==== Records provided ====

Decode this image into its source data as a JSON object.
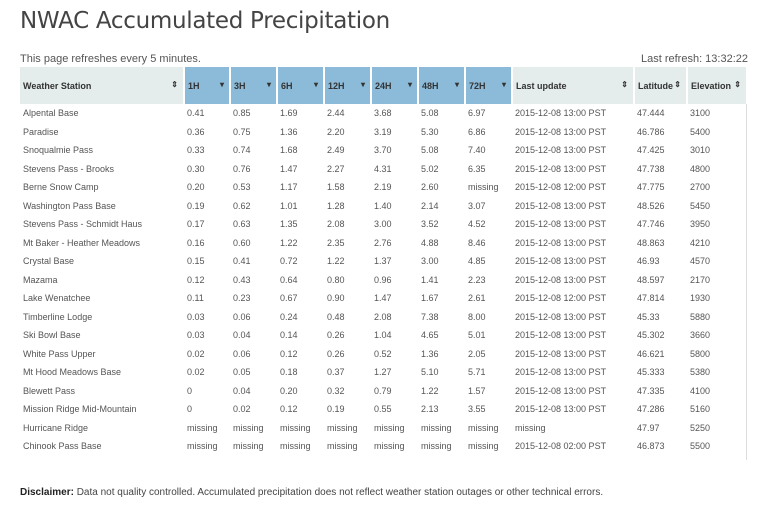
{
  "title": "NWAC Accumulated Precipitation",
  "refresh_note": "This page refreshes every 5 minutes.",
  "last_refresh": "Last refresh: 13:32:22",
  "columns": [
    "Weather Station",
    "1H",
    "3H",
    "6H",
    "12H",
    "24H",
    "48H",
    "72H",
    "Last update",
    "Latitude",
    "Elevation"
  ],
  "rows": [
    [
      "Alpental Base",
      "0.41",
      "0.85",
      "1.69",
      "2.44",
      "3.68",
      "5.08",
      "6.97",
      "2015-12-08 13:00 PST",
      "47.444",
      "3100"
    ],
    [
      "Paradise",
      "0.36",
      "0.75",
      "1.36",
      "2.20",
      "3.19",
      "5.30",
      "6.86",
      "2015-12-08 13:00 PST",
      "46.786",
      "5400"
    ],
    [
      "Snoqualmie Pass",
      "0.33",
      "0.74",
      "1.68",
      "2.49",
      "3.70",
      "5.08",
      "7.40",
      "2015-12-08 13:00 PST",
      "47.425",
      "3010"
    ],
    [
      "Stevens Pass - Brooks",
      "0.30",
      "0.76",
      "1.47",
      "2.27",
      "4.31",
      "5.02",
      "6.35",
      "2015-12-08 13:00 PST",
      "47.738",
      "4800"
    ],
    [
      "Berne Snow Camp",
      "0.20",
      "0.53",
      "1.17",
      "1.58",
      "2.19",
      "2.60",
      "missing",
      "2015-12-08 12:00 PST",
      "47.775",
      "2700"
    ],
    [
      "Washington Pass Base",
      "0.19",
      "0.62",
      "1.01",
      "1.28",
      "1.40",
      "2.14",
      "3.07",
      "2015-12-08 13:00 PST",
      "48.526",
      "5450"
    ],
    [
      "Stevens Pass - Schmidt Haus",
      "0.17",
      "0.63",
      "1.35",
      "2.08",
      "3.00",
      "3.52",
      "4.52",
      "2015-12-08 13:00 PST",
      "47.746",
      "3950"
    ],
    [
      "Mt Baker - Heather Meadows",
      "0.16",
      "0.60",
      "1.22",
      "2.35",
      "2.76",
      "4.88",
      "8.46",
      "2015-12-08 13:00 PST",
      "48.863",
      "4210"
    ],
    [
      "Crystal Base",
      "0.15",
      "0.41",
      "0.72",
      "1.22",
      "1.37",
      "3.00",
      "4.85",
      "2015-12-08 13:00 PST",
      "46.93",
      "4570"
    ],
    [
      "Mazama",
      "0.12",
      "0.43",
      "0.64",
      "0.80",
      "0.96",
      "1.41",
      "2.23",
      "2015-12-08 13:00 PST",
      "48.597",
      "2170"
    ],
    [
      "Lake Wenatchee",
      "0.11",
      "0.23",
      "0.67",
      "0.90",
      "1.47",
      "1.67",
      "2.61",
      "2015-12-08 12:00 PST",
      "47.814",
      "1930"
    ],
    [
      "Timberline Lodge",
      "0.03",
      "0.06",
      "0.24",
      "0.48",
      "2.08",
      "7.38",
      "8.00",
      "2015-12-08 13:00 PST",
      "45.33",
      "5880"
    ],
    [
      "Ski Bowl Base",
      "0.03",
      "0.04",
      "0.14",
      "0.26",
      "1.04",
      "4.65",
      "5.01",
      "2015-12-08 13:00 PST",
      "45.302",
      "3660"
    ],
    [
      "White Pass Upper",
      "0.02",
      "0.06",
      "0.12",
      "0.26",
      "0.52",
      "1.36",
      "2.05",
      "2015-12-08 13:00 PST",
      "46.621",
      "5800"
    ],
    [
      "Mt Hood Meadows Base",
      "0.02",
      "0.05",
      "0.18",
      "0.37",
      "1.27",
      "5.10",
      "5.71",
      "2015-12-08 13:00 PST",
      "45.333",
      "5380"
    ],
    [
      "Blewett Pass",
      "0",
      "0.04",
      "0.20",
      "0.32",
      "0.79",
      "1.22",
      "1.57",
      "2015-12-08 13:00 PST",
      "47.335",
      "4100"
    ],
    [
      "Mission Ridge Mid-Mountain",
      "0",
      "0.02",
      "0.12",
      "0.19",
      "0.55",
      "2.13",
      "3.55",
      "2015-12-08 13:00 PST",
      "47.286",
      "5160"
    ],
    [
      "Hurricane Ridge",
      "missing",
      "missing",
      "missing",
      "missing",
      "missing",
      "missing",
      "missing",
      "missing",
      "47.97",
      "5250"
    ],
    [
      "Chinook Pass Base",
      "missing",
      "missing",
      "missing",
      "missing",
      "missing",
      "missing",
      "missing",
      "2015-12-08 02:00 PST",
      "46.873",
      "5500"
    ]
  ],
  "disclaimer_label": "Disclaimer:",
  "disclaimer_text": " Data not quality controlled. Accumulated precipitation does not reflect weather station outages or other technical errors."
}
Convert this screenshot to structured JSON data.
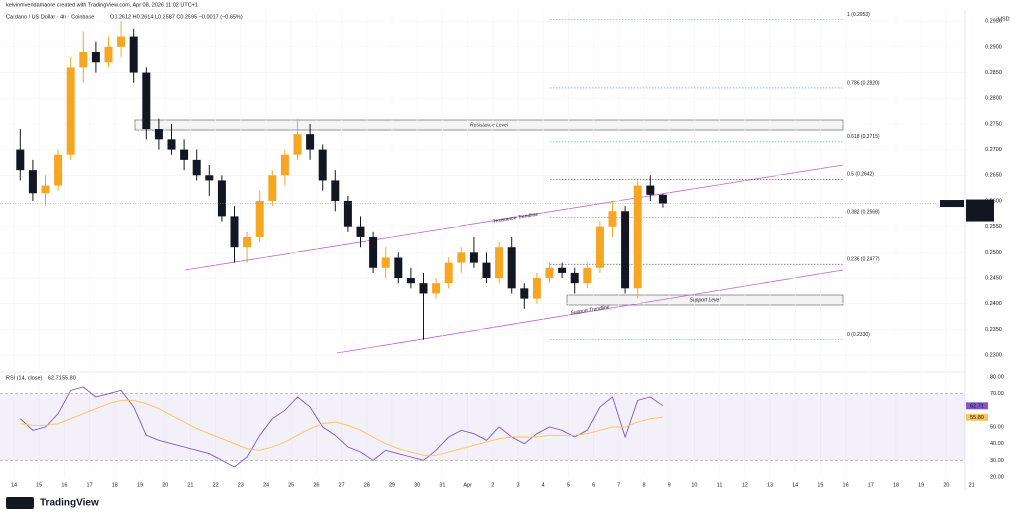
{
  "header": {
    "credit": "kelvinmvendamaore created with TradingView.com, Apr 08, 2026 11:02 UTC+1",
    "symbol": "Cardano / US Dollar · 4h · Coinbase",
    "ohlc": "O0.2612 H0.2614 L0.2587 C0.2595 −0.0017 (−0.65%)",
    "currency": "USD"
  },
  "footer": {
    "logo": "TradingView"
  },
  "chart_data": [
    {
      "type": "candlestick",
      "up_color": "#f5a623",
      "down_color": "#131722",
      "ylim": [
        0.2271,
        0.2962
      ],
      "yticks": [
        {
          "value": 0.23,
          "label": "0.2300"
        },
        {
          "value": 0.235,
          "label": "0.2350"
        },
        {
          "value": 0.24,
          "label": "0.2400"
        },
        {
          "value": 0.245,
          "label": "0.2450"
        },
        {
          "value": 0.25,
          "label": "0.2500"
        },
        {
          "value": 0.255,
          "label": "0.2550"
        },
        {
          "value": 0.26,
          "label": "0.2600"
        },
        {
          "value": 0.265,
          "label": "0.2650"
        },
        {
          "value": 0.27,
          "label": "0.2700"
        },
        {
          "value": 0.275,
          "label": "0.2750"
        },
        {
          "value": 0.28,
          "label": "0.2800"
        },
        {
          "value": 0.285,
          "label": "0.2850"
        },
        {
          "value": 0.29,
          "label": "0.2900"
        },
        {
          "value": 0.295,
          "label": "0.2950"
        }
      ],
      "xticks": [
        "14",
        "15",
        "16",
        "17",
        "18",
        "19",
        "20",
        "21",
        "22",
        "23",
        "24",
        "25",
        "26",
        "27",
        "28",
        "29",
        "30",
        "31",
        "Apr",
        "2",
        "3",
        "4",
        "5",
        "6",
        "7",
        "8",
        "9",
        "10",
        "11",
        "12",
        "13",
        "14",
        "15",
        "16",
        "17",
        "18",
        "19",
        "20",
        "21"
      ],
      "open": [
        0.27,
        0.266,
        0.2615,
        0.263,
        0.269,
        0.286,
        0.289,
        0.287,
        0.29,
        0.292,
        0.285,
        0.274,
        0.272,
        0.27,
        0.268,
        0.265,
        0.264,
        0.257,
        0.251,
        0.253,
        0.26,
        0.265,
        0.269,
        0.273,
        0.27,
        0.264,
        0.26,
        0.255,
        0.253,
        0.247,
        0.249,
        0.245,
        0.244,
        0.242,
        0.244,
        0.248,
        0.25,
        0.248,
        0.245,
        0.251,
        0.243,
        0.241,
        0.245,
        0.247,
        0.246,
        0.244,
        0.247,
        0.255,
        0.258,
        0.243,
        0.263,
        0.2612
      ],
      "high": [
        0.274,
        0.268,
        0.265,
        0.27,
        0.288,
        0.293,
        0.291,
        0.292,
        0.295,
        0.2935,
        0.286,
        0.276,
        0.275,
        0.272,
        0.27,
        0.267,
        0.265,
        0.259,
        0.254,
        0.262,
        0.266,
        0.27,
        0.276,
        0.275,
        0.271,
        0.266,
        0.261,
        0.257,
        0.254,
        0.251,
        0.25,
        0.247,
        0.246,
        0.245,
        0.249,
        0.251,
        0.253,
        0.25,
        0.252,
        0.253,
        0.244,
        0.246,
        0.248,
        0.248,
        0.247,
        0.248,
        0.256,
        0.26,
        0.259,
        0.264,
        0.265,
        0.2614
      ],
      "low": [
        0.264,
        0.26,
        0.259,
        0.262,
        0.268,
        0.283,
        0.285,
        0.286,
        0.288,
        0.283,
        0.272,
        0.27,
        0.269,
        0.266,
        0.264,
        0.261,
        0.256,
        0.248,
        0.248,
        0.252,
        0.259,
        0.263,
        0.268,
        0.268,
        0.262,
        0.258,
        0.254,
        0.251,
        0.246,
        0.245,
        0.244,
        0.243,
        0.233,
        0.241,
        0.243,
        0.246,
        0.247,
        0.244,
        0.244,
        0.242,
        0.239,
        0.24,
        0.244,
        0.245,
        0.242,
        0.243,
        0.246,
        0.253,
        0.242,
        0.241,
        0.26,
        0.2587
      ],
      "close": [
        0.266,
        0.2615,
        0.263,
        0.269,
        0.286,
        0.289,
        0.287,
        0.29,
        0.292,
        0.285,
        0.274,
        0.272,
        0.27,
        0.268,
        0.265,
        0.264,
        0.257,
        0.251,
        0.253,
        0.26,
        0.265,
        0.269,
        0.273,
        0.27,
        0.264,
        0.26,
        0.255,
        0.253,
        0.247,
        0.249,
        0.245,
        0.244,
        0.242,
        0.244,
        0.248,
        0.25,
        0.248,
        0.245,
        0.251,
        0.243,
        0.241,
        0.245,
        0.247,
        0.246,
        0.244,
        0.247,
        0.255,
        0.258,
        0.243,
        0.263,
        0.2612,
        0.2595
      ],
      "fib_levels": [
        {
          "label": "1 (0.2953)",
          "value": 0.2953,
          "color": "#e0527d"
        },
        {
          "label": "0.786 (0.2820)",
          "value": 0.282,
          "color": "#2962ff"
        },
        {
          "label": "0.618 (0.2715)",
          "value": 0.2715,
          "color": "#089981"
        },
        {
          "label": "0.5 (0.2642)",
          "value": 0.2642,
          "color": "#131722"
        },
        {
          "label": "0.382 (0.2568)",
          "value": 0.2568,
          "color": "#7e57c2"
        },
        {
          "label": "0.236 (0.2477)",
          "value": 0.2477,
          "color": "#131722"
        },
        {
          "label": "0 (0.2330)",
          "value": 0.233,
          "color": "#e0527d"
        }
      ],
      "annotations": {
        "resistance_level": "Resistance Level",
        "resistance_trendline": "Resistance Trendline",
        "support_trendline": "Support Trendline",
        "support_level": "Support Level"
      },
      "price_tag": {
        "symbol": "ADAUSD",
        "price": 0.2595,
        "change": "−4.46%",
        "countdown": "01:57:28"
      }
    },
    {
      "type": "line",
      "title": "RSI (14, close)",
      "ylim": [
        20,
        80
      ],
      "yticks": [
        {
          "value": 20,
          "label": "20.00"
        },
        {
          "value": 30,
          "label": "30.00"
        },
        {
          "value": 40,
          "label": "40.00"
        },
        {
          "value": 50,
          "label": "50.00"
        },
        {
          "value": 70,
          "label": "70.00"
        },
        {
          "value": 80,
          "label": "80.00"
        }
      ],
      "band": [
        30,
        70
      ],
      "series": [
        {
          "name": "RSI",
          "color": "#7e57c2",
          "value_label": "62.71",
          "values": [
            55,
            48,
            50,
            58,
            72,
            74,
            68,
            70,
            72,
            62,
            45,
            42,
            40,
            38,
            36,
            34,
            30,
            26,
            32,
            45,
            55,
            60,
            68,
            62,
            50,
            45,
            38,
            35,
            30,
            36,
            34,
            32,
            30,
            36,
            44,
            48,
            46,
            42,
            50,
            44,
            40,
            46,
            50,
            48,
            44,
            48,
            62,
            68,
            44,
            66,
            68,
            62.71
          ]
        },
        {
          "name": "RSI-based MA",
          "color": "#f7c55a",
          "value_label": "55.80",
          "values": [
            52,
            51,
            51,
            52,
            55,
            58,
            61,
            64,
            66,
            66,
            64,
            61,
            57,
            53,
            49,
            46,
            43,
            40,
            37,
            36,
            38,
            41,
            45,
            49,
            52,
            53,
            51,
            48,
            44,
            40,
            37,
            35,
            33,
            33,
            35,
            37,
            39,
            41,
            43,
            44,
            44,
            44,
            45,
            45,
            45,
            46,
            48,
            50,
            50,
            53,
            55,
            55.8
          ]
        }
      ]
    }
  ]
}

====

* _What you need to do_: Copy all lines of the listing above that contain the string "Trendline".

* _Exercise solution_:
        "resistance_trendline": "Resistance Trendline",
        "support_trendline": "Support Trendline",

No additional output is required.